Once cardiopulmonary bypass (CPB) is stabilized and the patient's temperature is 28°C, blood is derived from the arterial (aortic) line by removing clamp B and applying clamp A (see Fig 1). When the volume in the cardioplegia reservoir reaches 900 mL, clamp B is reapplied to isolate the cardioplegia from the main circuit. Substrates are added through the pressure port three-way tap, and the final cardioplegia solution is circulated to the desired temperature. Delivery is achieved by applying clamps B and C, and releasing clamp A (Fig 1).
For a typical cardioplegia induction at our institution, we use the set described as above and a total volume of 900 mL at 10°C. The substrates used are potassium chloride (KCl) and sodium bicarbonate (Na HCO3). We add 20 mmol KCl to the cardioplegia blood; thus, its final concentration will be around 23 mEq/L. We also add 10 mmol Na HCO3 to keep pH around 7.45. For warm induction, cardioplegia is heated to 36°C, and the substrates are the same as for cold induction.
Repeated doses are administered at 15- to 20-minute intervals, with 500 mL of pure pump blood at 10°C. If there is mechanical or electrical activity, 5 mmol KCl is added to the cardioplegia blood. Immediately before aortic unclamping, a last dose of warm (36°C) cardioplegia ("warm shot") is administered (5 mmol KCl is added to 1 L blood).

• **Exercise**:
List each different temperature given in the cardioplegia passage.

• **Excerpted data**:
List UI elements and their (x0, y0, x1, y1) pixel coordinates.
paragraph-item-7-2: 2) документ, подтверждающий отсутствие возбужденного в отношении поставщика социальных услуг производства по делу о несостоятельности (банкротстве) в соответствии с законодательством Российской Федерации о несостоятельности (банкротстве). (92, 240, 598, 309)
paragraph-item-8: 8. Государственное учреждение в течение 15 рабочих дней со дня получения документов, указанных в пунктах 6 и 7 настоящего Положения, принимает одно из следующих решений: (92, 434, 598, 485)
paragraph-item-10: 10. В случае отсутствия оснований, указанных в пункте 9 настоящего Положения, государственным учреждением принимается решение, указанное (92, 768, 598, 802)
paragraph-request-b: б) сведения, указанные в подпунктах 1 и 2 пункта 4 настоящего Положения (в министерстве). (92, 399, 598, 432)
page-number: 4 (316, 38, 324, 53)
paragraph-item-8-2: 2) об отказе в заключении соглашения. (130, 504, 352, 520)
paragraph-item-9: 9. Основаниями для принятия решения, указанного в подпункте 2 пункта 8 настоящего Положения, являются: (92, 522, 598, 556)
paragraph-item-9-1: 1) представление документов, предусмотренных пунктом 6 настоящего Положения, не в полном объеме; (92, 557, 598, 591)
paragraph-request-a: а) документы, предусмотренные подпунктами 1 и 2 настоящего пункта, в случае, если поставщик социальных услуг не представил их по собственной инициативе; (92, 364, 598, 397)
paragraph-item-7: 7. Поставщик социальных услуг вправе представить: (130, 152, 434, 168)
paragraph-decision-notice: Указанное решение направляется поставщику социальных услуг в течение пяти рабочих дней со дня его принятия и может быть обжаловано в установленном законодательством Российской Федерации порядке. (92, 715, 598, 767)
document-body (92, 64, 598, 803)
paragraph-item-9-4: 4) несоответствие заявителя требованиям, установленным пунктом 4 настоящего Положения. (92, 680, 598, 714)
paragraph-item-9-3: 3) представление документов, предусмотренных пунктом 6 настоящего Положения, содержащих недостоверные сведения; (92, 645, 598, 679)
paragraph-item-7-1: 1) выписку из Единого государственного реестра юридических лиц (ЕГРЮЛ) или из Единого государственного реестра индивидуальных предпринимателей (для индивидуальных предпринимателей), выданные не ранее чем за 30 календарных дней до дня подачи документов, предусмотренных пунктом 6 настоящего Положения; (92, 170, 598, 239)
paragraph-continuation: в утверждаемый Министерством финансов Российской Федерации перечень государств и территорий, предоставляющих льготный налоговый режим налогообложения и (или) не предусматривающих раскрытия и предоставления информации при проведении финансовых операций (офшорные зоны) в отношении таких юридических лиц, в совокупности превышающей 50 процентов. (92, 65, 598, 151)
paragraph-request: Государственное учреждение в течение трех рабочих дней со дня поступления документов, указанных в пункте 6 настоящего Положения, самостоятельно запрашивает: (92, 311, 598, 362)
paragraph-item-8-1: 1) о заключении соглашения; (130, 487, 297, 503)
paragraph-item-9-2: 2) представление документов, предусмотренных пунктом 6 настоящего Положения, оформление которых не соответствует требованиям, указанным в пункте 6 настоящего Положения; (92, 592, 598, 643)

• **Solution to the exercise**:
28°C, 10°C, 36°C